Problem description
Each line from the one containing "Transcribe this image's" to the end of the entries below is to be set down exactly; the pictures are not.

Extracted records
- - -

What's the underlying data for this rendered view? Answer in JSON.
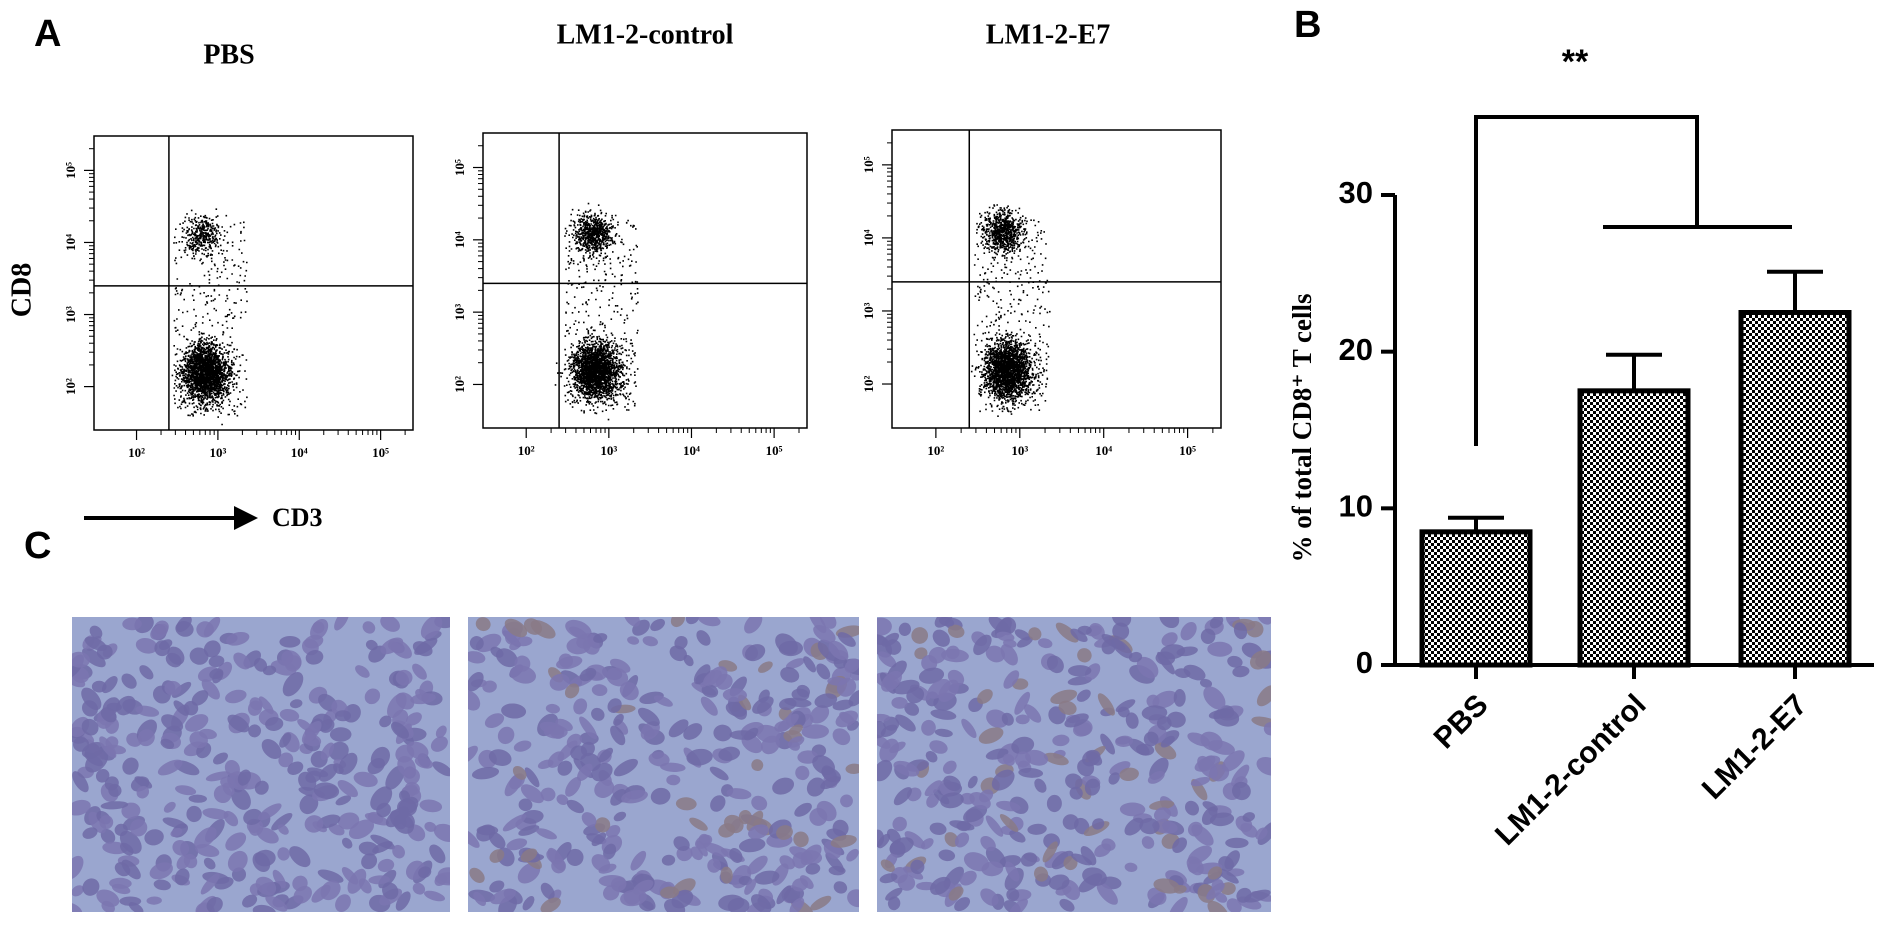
{
  "panel_labels": [
    "A",
    "B",
    "C"
  ],
  "chart_data": [
    {
      "type": "flow",
      "title": "PBS",
      "xlabel": "CD3",
      "ylabel": "CD8",
      "log_scale": true,
      "xlim": [
        30,
        250000
      ],
      "ylim": [
        25,
        300000
      ],
      "gate": [
        250,
        2500
      ],
      "xticks": [
        {
          "value": 100,
          "label": "10²"
        },
        {
          "value": 1000,
          "label": "10³"
        },
        {
          "value": 10000,
          "label": "10⁴"
        },
        {
          "value": 100000,
          "label": "10⁵"
        }
      ],
      "yticks": [
        {
          "value": 100,
          "label": "10²"
        },
        {
          "value": 1000,
          "label": "10³"
        },
        {
          "value": 10000,
          "label": "10⁴"
        },
        {
          "value": 100000,
          "label": "10⁵"
        }
      ]
    },
    {
      "type": "flow",
      "title": "LM1-2-control",
      "log_scale": true,
      "xlim": [
        30,
        250000
      ],
      "ylim": [
        25,
        300000
      ],
      "gate": [
        250,
        2500
      ],
      "xticks": [
        {
          "value": 100,
          "label": "10²"
        },
        {
          "value": 1000,
          "label": "10³"
        },
        {
          "value": 10000,
          "label": "10⁴"
        },
        {
          "value": 100000,
          "label": "10⁵"
        }
      ],
      "yticks": [
        {
          "value": 100,
          "label": "10²"
        },
        {
          "value": 1000,
          "label": "10³"
        },
        {
          "value": 10000,
          "label": "10⁴"
        },
        {
          "value": 100000,
          "label": "10⁵"
        }
      ]
    },
    {
      "type": "flow",
      "title": "LM1-2-E7",
      "log_scale": true,
      "xlim": [
        30,
        250000
      ],
      "ylim": [
        25,
        300000
      ],
      "gate": [
        250,
        2500
      ],
      "xticks": [
        {
          "value": 100,
          "label": "10²"
        },
        {
          "value": 1000,
          "label": "10³"
        },
        {
          "value": 10000,
          "label": "10⁴"
        },
        {
          "value": 100000,
          "label": "10⁵"
        }
      ],
      "yticks": [
        {
          "value": 100,
          "label": "10²"
        },
        {
          "value": 1000,
          "label": "10³"
        },
        {
          "value": 10000,
          "label": "10⁴"
        },
        {
          "value": 100000,
          "label": "10⁵"
        }
      ]
    },
    {
      "type": "bar",
      "ylabel": "% of total CD8⁺ T cells",
      "annotation": "**",
      "categories": [
        "PBS",
        "LM1-2-control",
        "LM1-2-E7"
      ],
      "values": [
        8.5,
        17.5,
        22.5
      ],
      "errors": [
        0.9,
        2.3,
        2.6
      ],
      "ylim": [
        0,
        30
      ],
      "yticks": [
        0,
        10,
        20,
        30
      ],
      "color": "#000000"
    }
  ]
}
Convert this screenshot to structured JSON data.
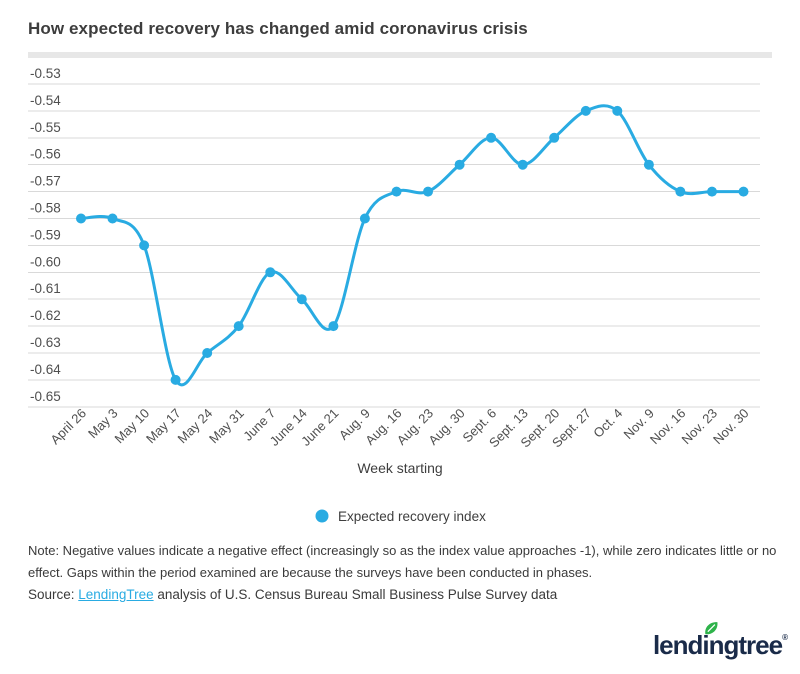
{
  "header": {
    "title": "How expected recovery has changed amid coronavirus crisis"
  },
  "chart_data": {
    "type": "line",
    "title": "How expected recovery has changed amid coronavirus crisis",
    "categories": [
      "April 26",
      "May 3",
      "May 10",
      "May 17",
      "May 24",
      "May 31",
      "June 7",
      "June 14",
      "June 21",
      "Aug. 9",
      "Aug. 16",
      "Aug. 23",
      "Aug. 30",
      "Sept. 6",
      "Sept. 13",
      "Sept. 20",
      "Sept. 27",
      "Oct. 4",
      "Nov. 9",
      "Nov. 16",
      "Nov. 23",
      "Nov. 30"
    ],
    "series": [
      {
        "name": "Expected recovery index",
        "values": [
          -0.58,
          -0.58,
          -0.59,
          -0.64,
          -0.63,
          -0.62,
          -0.6,
          -0.61,
          -0.62,
          -0.58,
          -0.57,
          -0.57,
          -0.56,
          -0.55,
          -0.56,
          -0.55,
          -0.54,
          -0.54,
          -0.56,
          -0.57,
          -0.57,
          -0.57
        ]
      }
    ],
    "xlabel": "Week starting",
    "ylabel": "",
    "ylim": [
      -0.65,
      -0.53
    ],
    "ytick_step": 0.01,
    "grid": true,
    "legend_position": "bottom",
    "line_color": "#29abe2",
    "grid_color": "#d9d9d9",
    "tick_label_color": "#4f4f4f",
    "axis_label_color": "#3e3e3e"
  },
  "footer": {
    "note": "Note: Negative values indicate a negative effect (increasingly so as the index value approaches -1), while zero indicates little or no effect. Gaps within the period examined are because the surveys have been conducted in phases.",
    "source_prefix": "Source: ",
    "source_link": "LendingTree",
    "source_suffix": " analysis of U.S. Census Bureau Small Business Pulse Survey data"
  },
  "logo": {
    "wordmark": "lendingtree",
    "registered": "®",
    "navy": "#1a2b49",
    "green": "#2eb34a"
  }
}
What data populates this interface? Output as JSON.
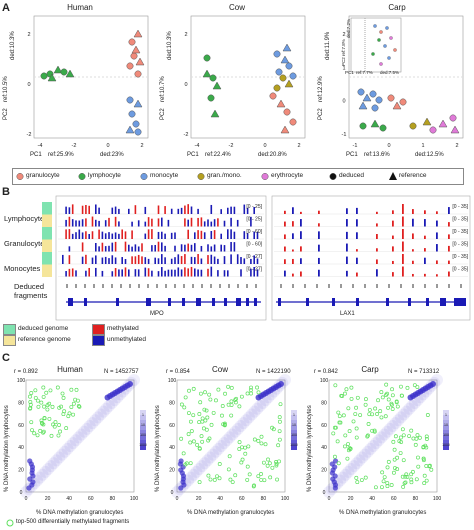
{
  "panels": {
    "a": {
      "letter": "A",
      "plots": [
        {
          "title": "Human",
          "pc1_label": "PC1",
          "pc1_ref": "ref:25.9%",
          "pc1_ded": "ded:23%",
          "pc2_label": "PC2",
          "pc2_ref": "ref:10.5%",
          "pc2_ded": "ded:10.3%",
          "x_ticks": [
            "-4",
            "-2",
            "0",
            "2"
          ],
          "y_ticks": [
            "2",
            "0",
            "-2"
          ]
        },
        {
          "title": "Cow",
          "pc1_label": "PC1",
          "pc1_ref": "ref:22.4%",
          "pc1_ded": "ded:20.8%",
          "pc2_label": "PC2",
          "pc2_ref": "ref:10.7%",
          "pc2_ded": "ded:10.3%",
          "x_ticks": [
            "-4",
            "-2",
            "0",
            "2"
          ],
          "y_ticks": [
            "2",
            "0",
            "-2"
          ]
        },
        {
          "title": "Carp",
          "pc1_label": "PC1",
          "pc1_ref": "ref:13.6%",
          "pc1_ded": "ded:12.5%",
          "pc2_label": "PC2",
          "pc2_ref": "ref:12.9%",
          "pc2_ded": "ded:11.9%",
          "x_ticks": [
            "-1",
            "0",
            "1",
            "2"
          ],
          "y_ticks": [
            "2",
            "1",
            "0",
            "-1"
          ],
          "inset": {
            "pc1_label": "PC1",
            "pc1_ref": "ref:7.7%",
            "pc1_ded": "ded:7.5%",
            "pc2_label": "PC2",
            "pc2_ref": "ref:7.8%",
            "pc2_ded": "ded:7.2%"
          }
        }
      ],
      "legend": [
        {
          "label": "granulocyte",
          "color": "#f08a7a",
          "shape": "circle"
        },
        {
          "label": "lymphocyte",
          "color": "#3aaa4a",
          "shape": "circle"
        },
        {
          "label": "monocyte",
          "color": "#6d9be0",
          "shape": "circle"
        },
        {
          "label": "gran./mono.",
          "color": "#b5a020",
          "shape": "circle"
        },
        {
          "label": "erythrocyte",
          "color": "#e07ad8",
          "shape": "circle"
        },
        {
          "label": "deduced",
          "color": "#111111",
          "shape": "circle"
        },
        {
          "label": "reference",
          "color": "#111111",
          "shape": "triangle"
        }
      ]
    },
    "b": {
      "letter": "B",
      "tracks": [
        "Lymphocytes",
        "Granulocytes",
        "Monocytes"
      ],
      "deduced_label_1": "Deduced",
      "deduced_label_2": "fragments",
      "left_ranges": [
        "[0 - 25]",
        "[0 - 25]",
        "[0 - 60]",
        "[0 - 60]",
        "[0 - 27]",
        "[0 - 27]"
      ],
      "right_ranges": [
        "[0 - 35]",
        "[0 - 35]",
        "[0 - 35]",
        "[0 - 35]",
        "[0 - 35]",
        "[0 - 35]"
      ],
      "left_gene": "MPO",
      "right_gene": "LAX1",
      "key": [
        {
          "label": "deduced genome",
          "color": "#7fe3b0"
        },
        {
          "label": "reference genome",
          "color": "#f5e59a"
        },
        {
          "label": "methylated",
          "color": "#e02020"
        },
        {
          "label": "unmethylated",
          "color": "#1a1ab5"
        }
      ]
    },
    "c": {
      "letter": "C",
      "plots": [
        {
          "title": "Human",
          "r": "r = 0.892",
          "n": "N = 1452757"
        },
        {
          "title": "Cow",
          "r": "r = 0.854",
          "n": "N = 1422190"
        },
        {
          "title": "Carp",
          "r": "r = 0.842",
          "n": "N = 713312"
        }
      ],
      "y_label": "% DNA methylation lymphocytes",
      "x_label": "% DNA methylation granulocytes",
      "ticks": [
        "0",
        "20",
        "40",
        "60",
        "80",
        "100"
      ],
      "colorbar": [
        "1",
        "10",
        "100",
        "1000"
      ],
      "footnote": "top-500 differentially methylated fragments",
      "colors": {
        "density": "#3b2fc9",
        "green": "#5fe05f"
      }
    }
  }
}
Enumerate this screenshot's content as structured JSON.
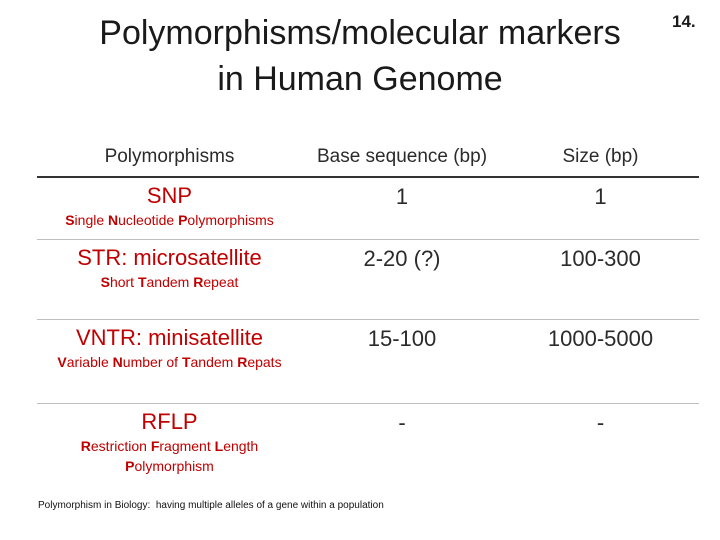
{
  "title": {
    "line1": "Polymorphisms/molecular markers",
    "line2": "in Human Genome"
  },
  "slide_number": "14.",
  "table": {
    "headers": [
      "Polymorphisms",
      "Base sequence (bp)",
      "Size (bp)"
    ],
    "rows": [
      {
        "name": "SNP",
        "full_name_parts": [
          {
            "t": "S",
            "b": true
          },
          {
            "t": "ingle ",
            "b": false
          },
          {
            "t": "N",
            "b": true
          },
          {
            "t": "ucleotide ",
            "b": false
          },
          {
            "t": "P",
            "b": true
          },
          {
            "t": "olymorphisms",
            "b": false
          }
        ],
        "base_sequence": "1",
        "size": "1"
      },
      {
        "name": "STR: microsatellite",
        "full_name_parts": [
          {
            "t": "S",
            "b": true
          },
          {
            "t": "hort ",
            "b": false
          },
          {
            "t": "T",
            "b": true
          },
          {
            "t": "andem ",
            "b": false
          },
          {
            "t": "R",
            "b": true
          },
          {
            "t": "epeat",
            "b": false
          }
        ],
        "base_sequence": "2-20 (?)",
        "size": "100-300"
      },
      {
        "name": "VNTR: minisatellite",
        "full_name_parts": [
          {
            "t": "V",
            "b": true
          },
          {
            "t": "ariable ",
            "b": false
          },
          {
            "t": "N",
            "b": true
          },
          {
            "t": "umber of ",
            "b": false
          },
          {
            "t": "T",
            "b": true
          },
          {
            "t": "andem ",
            "b": false
          },
          {
            "t": "R",
            "b": true
          },
          {
            "t": "epats",
            "b": false
          }
        ],
        "base_sequence": "15-100",
        "size": "1000-5000"
      },
      {
        "name": "RFLP",
        "full_name_parts": [
          {
            "t": "R",
            "b": true
          },
          {
            "t": "estriction ",
            "b": false
          },
          {
            "t": "F",
            "b": true
          },
          {
            "t": "ragment ",
            "b": false
          },
          {
            "t": "L",
            "b": true
          },
          {
            "t": "ength ",
            "b": false
          },
          {
            "t": "P",
            "b": true
          },
          {
            "t": "olymorphism",
            "b": false
          }
        ],
        "base_sequence": "-",
        "size": "-"
      }
    ]
  },
  "footnote": {
    "label": "Polymorphism in Biology:",
    "text": "having multiple alleles of a gene within a population"
  },
  "colors": {
    "marker_name": "#c00000",
    "text": "#2b2b2b"
  }
}
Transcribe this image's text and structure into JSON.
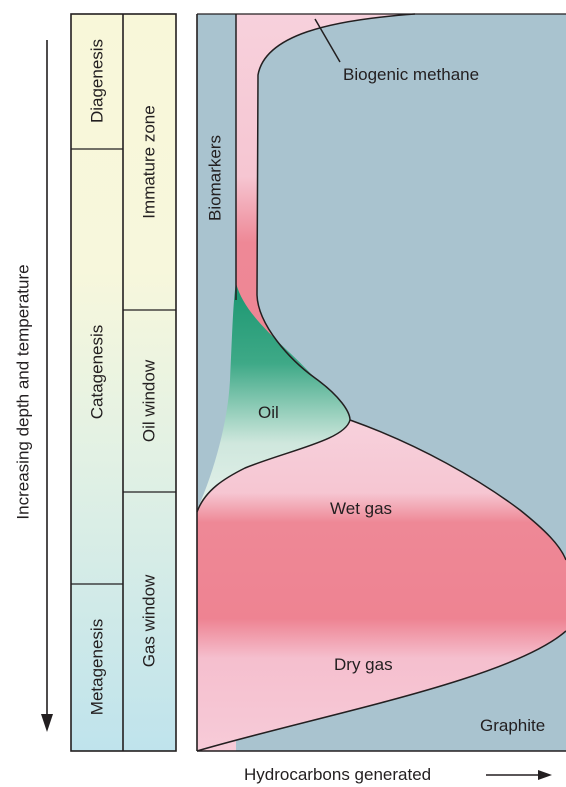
{
  "axis": {
    "y_label": "Increasing depth and temperature",
    "x_label": "Hydrocarbons generated"
  },
  "stages": [
    {
      "label": "Diagenesis"
    },
    {
      "label": "Catagenesis"
    },
    {
      "label": "Metagenesis"
    }
  ],
  "zones": [
    {
      "label": "Immature zone"
    },
    {
      "label": "Oil window"
    },
    {
      "label": "Gas window"
    }
  ],
  "regions": {
    "biomarkers": "Biomarkers",
    "biogenic_methane": "Biogenic methane",
    "oil": "Oil",
    "wet_gas": "Wet gas",
    "dry_gas": "Dry gas",
    "graphite": "Graphite"
  },
  "colors": {
    "biomarkers": "#a9c3cf",
    "oil_dark": "#1f9a6e",
    "oil_light": "#d6ebe1",
    "wet_gas": "#ee8392",
    "dry_gas": "#f6c4d3",
    "stage_yellow": "#f8f7d9",
    "stage_blue": "#bfe3ec",
    "outline": "#231f20"
  }
}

- - -

Solution to this task
Transcribe this image's text and structure into JSON.
{
  "axis": {
    "y_label": "Increasing depth and temperature",
    "x_label": "Hydrocarbons generated"
  },
  "stages": [
    {
      "label": "Diagenesis"
    },
    {
      "label": "Catagenesis"
    },
    {
      "label": "Metagenesis"
    }
  ],
  "zones": [
    {
      "label": "Immature zone"
    },
    {
      "label": "Oil window"
    },
    {
      "label": "Gas window"
    }
  ],
  "regions": {
    "biomarkers": "Biomarkers",
    "biogenic_methane": "Biogenic methane",
    "oil": "Oil",
    "wet_gas": "Wet gas",
    "dry_gas": "Dry gas",
    "graphite": "Graphite"
  },
  "colors": {
    "biomarkers": "#a9c3cf",
    "oil_dark": "#1f9a6e",
    "oil_light": "#d6ebe1",
    "wet_gas": "#ee8392",
    "dry_gas": "#f6c4d3",
    "stage_yellow": "#f8f7d9",
    "stage_blue": "#bfe3ec",
    "outline": "#231f20"
  }
}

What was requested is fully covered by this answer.